Exercise objective
Do not include the pictures; repeat the rest of the data exactly.

Listed records
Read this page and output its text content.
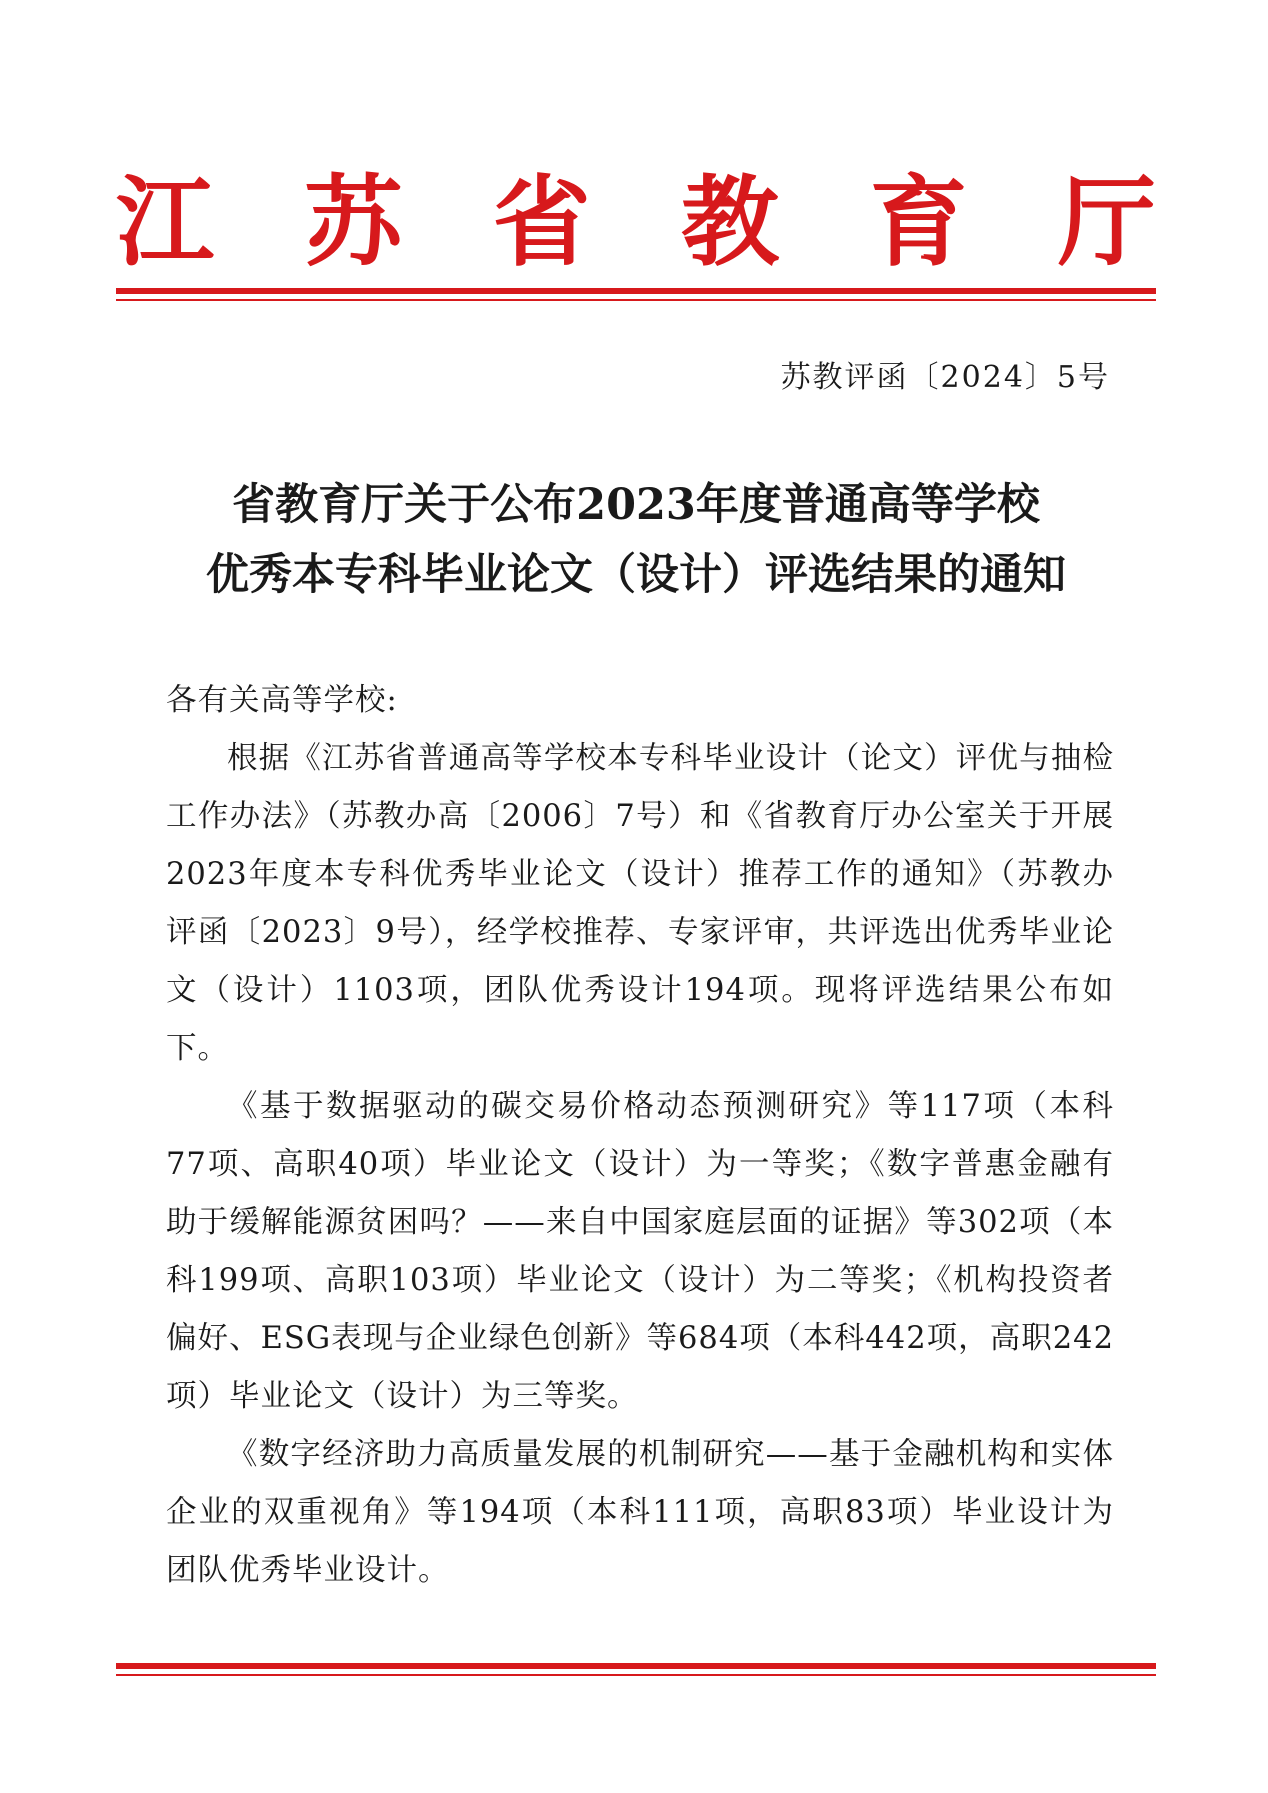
江 苏 省 教 育 厅
苏教评函〔2024〕5号
省教育厅关于公布2023年度普通高等学校
优秀本专科毕业论文（设计）评选结果的通知

各有关高等学校:

根据《江苏省普通高等学校本专科毕业设计（论文）评优与抽检工作办法》（苏教办高〔2006〕7号）和《省教育厅办公室关于开展2023年度本专科优秀毕业论文（设计）推荐工作的通知》（苏教办评函〔2023〕9号），经学校推荐、专家评审，共评选出优秀毕业论文（设计）1103项，团队优秀设计194项。现将评选结果公布如下。

《基于数据驱动的碳交易价格动态预测研究》等117项（本科77项、高职40项）毕业论文（设计）为一等奖；《数字普惠金融有助于缓解能源贫困吗？——来自中国家庭层面的证据》等302项（本科199项、高职103项）毕业论文（设计）为二等奖；《机构投资者偏好、ESG表现与企业绿色创新》等684项（本科442项，高职242项）毕业论文（设计）为三等奖。

《数字经济助力高质量发展的机制研究——基于金融机构和实体企业的双重视角》等194项（本科111项，高职83项）毕业设计为团队优秀毕业设计。
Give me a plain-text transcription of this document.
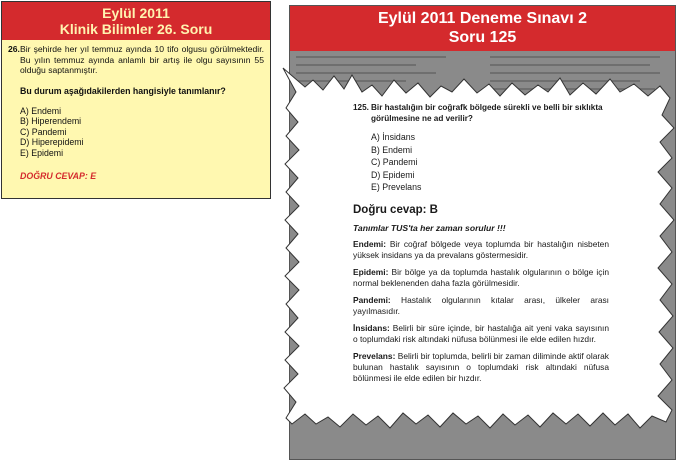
Eylül 2011
Klinik Bilimler 26. Soru
26. Bir şehirde her yıl temmuz ayında 10 tifo olgusu görülmektedir. Bu yılın temmuz ayında anlamlı bir artış ile olgu sayısının 55 olduğu saptanmıştır.
Bu durum aşağıdakilerden hangisiyle tanımlanır?
A) Endemi
B) Hiperendemi
C) Pandemi
D) Hiperepidemi
E) Epidemi
DOĞRU CEVAP: E
Eylül 2011 Deneme Sınavı 2
Soru 125
125. Bir hastalığın bir coğrafk bölgede sürekli ve belli bir sıklıkta görülmesine ne ad verilir?
A) İnsidans
B) Endemi
C) Pandemi
D) Epidemi
E) Prevelans
Doğru cevap: B
Tanımlar TUS'ta her zaman sorulur !!!
Endemi: Bir coğraf bölgede veya toplumda bir hastalığın nisbeten yüksek insidans ya da prevalans göstermesidir.
Epidemi: Bir bölge ya da toplumda hastalık olgularının o bölge için normal beklenenden daha fazla görülmesidir.
Pandemi: Hastalık olgularının kıtalar arası, ülkeler arası yayılmasıdır.
İnsidans: Belirli bir süre içinde, bir hastalığa ait yeni vaka sayısının o toplumdaki risk altındaki nüfusa bölünmesi ile elde edilen hızdır.
Prevelans: Belirli bir toplumda, belirli bir zaman diliminde aktif olarak bulunan hastalık sayısının o toplumdaki risk altındaki nüfusa bölünmesi ile elde edilen bir hızdır.
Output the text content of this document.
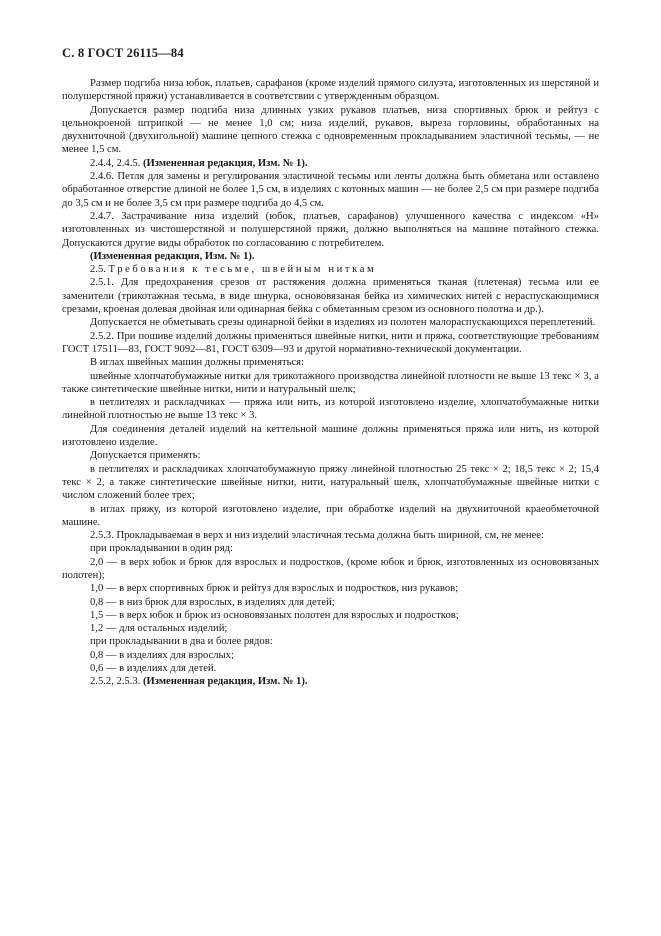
С. 8 ГОСТ 26115—84

Размер подгиба низа юбок, платьев, сарафанов (кроме изделий прямого силуэта, изготовленных из шерстяной и полушерстяной пряжи) устанавливается в соответствии с утвержденным образцом.

Допускается размер подгиба низа длинных узких рукавов платьев, низа спортивных брюк и рейтуз с цельнокроеной штрипкой — не менее 1,0 см; низа изделий, рукавов, выреза горловины, обработанных на двухниточной (двухигольной) машине цепного стежка с одновременным прокладыванием эластичной тесьмы, — не менее 1,5 см.

2.4.4, 2.4.5. (Измененная редакция, Изм. № 1).

2.4.6. Петля для замены и регулирования эластичной тесьмы или ленты должна быть обметана или оставлено обработанное отверстие длиной не более 1,5 см, в изделиях с котонных машин — не более 2,5 см при размере подгиба до 3,5 см и не более 3,5 см при размере подгиба до 4,5 см.

2.4.7. Застрачивание низа изделий (юбок, платьев, сарафанов) улучшенного качества с индексом «Н» изготовленных из чистошерстяной и полушерстяной пряжи, должно выполняться на машине потайного стежка. Допускаются другие виды обработок по согласованию с потребителем.

(Измененная редакция, Изм. № 1).

2.5. Требования к тесьме, швейным ниткам

2.5.1. Для предохранения срезов от растяжения должна применяться тканая (плетеная) тесьма или ее заменители (трикотажная тесьма, в виде шнурка, основовязаная бейка из химических нитей с нераспускающимися срезами, кроеная долевая двойная или одинарная бейка с обметанным срезом из основного полотна и др.).

Допускается не обметывать срезы одинарной бейки в изделиях из полотен малораспускающихся переплетений.

2.5.2. При пошиве изделий должны применяться швейные нитки, нити и пряжа, соответствующие требованиям ГОСТ 17511—83, ГОСТ 9092—81, ГОСТ 6309—93 и другой нормативно-технической документации.

В иглах швейных машин должны применяться:

швейные хлопчатобумажные нитки для трикотажного производства линейной плотности не выше 13 текс × 3, а также синтетические швейные нитки, нити и натуральный шелк;

в петлителях и раскладчиках — пряжа или нить, из которой изготовлено изделие, хлопчатобумажные нитки линейной плотностью не выше 13 текс × 3.

Для соединения деталей изделий на кеттельной машине должны применяться пряжа или нить, из которой изготовлено изделие.

Допускается применять:

в петлителях и раскладчиках хлопчатобумажную пряжу линейной плотностью 25 текс × 2; 18,5 текс × 2; 15,4 текс × 2, а также синтетические швейные нитки, нити, натуральный шелк, хлопчатобумажные швейные нитки с числом сложений более трех;

в иглах пряжу, из которой изготовлено изделие, при обработке изделий на двухниточной краеобметочной машине.

2.5.3. Прокладываемая в верх и низ изделий эластичная тесьма должна быть шириной, см, не менее:

при прокладывании в один ряд:

2,0 — в верх юбок и брюк для взрослых и подростков, (кроме юбок и брюк, изготовленных из основовязаных полотен);

1,0 — в верх спортивных брюк и рейтуз для взрослых и подростков, низ рукавов;

0,8 — в низ брюк для взрослых, в изделиях для детей;

1,5 — в верх юбок и брюк из основовязаных полотен для взрослых и подростков;

1,2 — для остальных изделий;

при прокладывании в два и более рядов:

0,8 — в изделиях для взрослых;

0,6 — в изделиях для детей.

2.5.2, 2.5.3. (Измененная редакция, Изм. № 1).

Finished answer
Read this page and output its text content.
江 苏 省 教 育 厅
苏教评函〔2024〕5号
省教育厅关于公布2023年度普通高等学校
优秀本专科毕业论文（设计）评选结果的通知

各有关高等学校:

根据《江苏省普通高等学校本专科毕业设计（论文）评优与抽检工作办法》（苏教办高〔2006〕7号）和《省教育厅办公室关于开展2023年度本专科优秀毕业论文（设计）推荐工作的通知》（苏教办评函〔2023〕9号），经学校推荐、专家评审，共评选出优秀毕业论文（设计）1103项，团队优秀设计194项。现将评选结果公布如下。

《基于数据驱动的碳交易价格动态预测研究》等117项（本科77项、高职40项）毕业论文（设计）为一等奖；《数字普惠金融有助于缓解能源贫困吗？——来自中国家庭层面的证据》等302项（本科199项、高职103项）毕业论文（设计）为二等奖；《机构投资者偏好、ESG表现与企业绿色创新》等684项（本科442项，高职242项）毕业论文（设计）为三等奖。

《数字经济助力高质量发展的机制研究——基于金融机构和实体企业的双重视角》等194项（本科111项，高职83项）毕业设计为团队优秀毕业设计。
Give me a plain-text transcription of this document.
Eylül 2011
Klinik Bilimler 26. Soru
26. Bir şehirde her yıl temmuz ayında 10 tifo olgusu görülmektedir. Bu yılın temmuz ayında anlamlı bir artış ile olgu sayısının 55 olduğu saptanmıştır.
Bu durum aşağıdakilerden hangisiyle tanımlanır?
A) Endemi
B) Hiperendemi
C) Pandemi
D) Hiperepidemi
E) Epidemi
DOĞRU CEVAP: E
Eylül 2011 Deneme Sınavı 2
Soru 125
125. Bir hastalığın bir coğrafk bölgede sürekli ve belli bir sıklıkta görülmesine ne ad verilir?
A) İnsidans
B) Endemi
C) Pandemi
D) Epidemi
E) Prevelans
Doğru cevap: B
Tanımlar TUS'ta her zaman sorulur !!!
Endemi: Bir coğraf bölgede veya toplumda bir hastalığın nisbeten yüksek insidans ya da prevalans göstermesidir.
Epidemi: Bir bölge ya da toplumda hastalık olgularının o bölge için normal beklenenden daha fazla görülmesidir.
Pandemi: Hastalık olgularının kıtalar arası, ülkeler arası yayılmasıdır.
İnsidans: Belirli bir süre içinde, bir hastalığa ait yeni vaka sayısının o toplumdaki risk altındaki nüfusa bölünmesi ile elde edilen hızdır.
Prevelans: Belirli bir toplumda, belirli bir zaman diliminde aktif olarak bulunan hastalık sayısının o toplumdaki risk altındaki nüfusa bölünmesi ile elde edilen bir hızdır.
Output the text content of this document.
С. 8 ГОСТ 26115—84

Размер подгиба низа юбок, платьев, сарафанов (кроме изделий прямого силуэта, изготовленных из шерстяной и полушерстяной пряжи) устанавливается в соответствии с утвержденным образцом.

Допускается размер подгиба низа длинных узких рукавов платьев, низа спортивных брюк и рейтуз с цельнокроеной штрипкой — не менее 1,0 см; низа изделий, рукавов, выреза горловины, обработанных на двухниточной (двухигольной) машине цепного стежка с одновременным прокладыванием эластичной тесьмы, — не менее 1,5 см.

2.4.4, 2.4.5. (Измененная редакция, Изм. № 1).

2.4.6. Петля для замены и регулирования эластичной тесьмы или ленты должна быть обметана или оставлено обработанное отверстие длиной не более 1,5 см, в изделиях с котонных машин — не более 2,5 см при размере подгиба до 3,5 см и не более 3,5 см при размере подгиба до 4,5 см.

2.4.7. Застрачивание низа изделий (юбок, платьев, сарафанов) улучшенного качества с индексом «Н» изготовленных из чистошерстяной и полушерстяной пряжи, должно выполняться на машине потайного стежка. Допускаются другие виды обработок по согласованию с потребителем.

(Измененная редакция, Изм. № 1).

2.5. Требования к тесьме, швейным ниткам

2.5.1. Для предохранения срезов от растяжения должна применяться тканая (плетеная) тесьма или ее заменители (трикотажная тесьма, в виде шнурка, основовязаная бейка из химических нитей с нераспускающимися срезами, кроеная долевая двойная или одинарная бейка с обметанным срезом из основного полотна и др.).

Допускается не обметывать срезы одинарной бейки в изделиях из полотен малораспускающихся переплетений.

2.5.2. При пошиве изделий должны применяться швейные нитки, нити и пряжа, соответствующие требованиям ГОСТ 17511—83, ГОСТ 9092—81, ГОСТ 6309—93 и другой нормативно-технической документации.

В иглах швейных машин должны применяться:

швейные хлопчатобумажные нитки для трикотажного производства линейной плотности не выше 13 текс × 3, а также синтетические швейные нитки, нити и натуральный шелк;

в петлителях и раскладчиках — пряжа или нить, из которой изготовлено изделие, хлопчатобумажные нитки линейной плотностью не выше 13 текс × 3.

Для соединения деталей изделий на кеттельной машине должны применяться пряжа или нить, из которой изготовлено изделие.

Допускается применять:

в петлителях и раскладчиках хлопчатобумажную пряжу линейной плотностью 25 текс × 2; 18,5 текс × 2; 15,4 текс × 2, а также синтетические швейные нитки, нити, натуральный шелк, хлопчатобумажные швейные нитки с числом сложений более трех;

в иглах пряжу, из которой изготовлено изделие, при обработке изделий на двухниточной краеобметочной машине.

2.5.3. Прокладываемая в верх и низ изделий эластичная тесьма должна быть шириной, см, не менее:

при прокладывании в один ряд:

2,0 — в верх юбок и брюк для взрослых и подростков, (кроме юбок и брюк, изготовленных из основовязаных полотен);

1,0 — в верх спортивных брюк и рейтуз для взрослых и подростков, низ рукавов;

0,8 — в низ брюк для взрослых, в изделиях для детей;

1,5 — в верх юбок и брюк из основовязаных полотен для взрослых и подростков;

1,2 — для остальных изделий;

при прокладывании в два и более рядов:

0,8 — в изделиях для взрослых;

0,6 — в изделиях для детей.

2.5.2, 2.5.3. (Измененная редакция, Изм. № 1).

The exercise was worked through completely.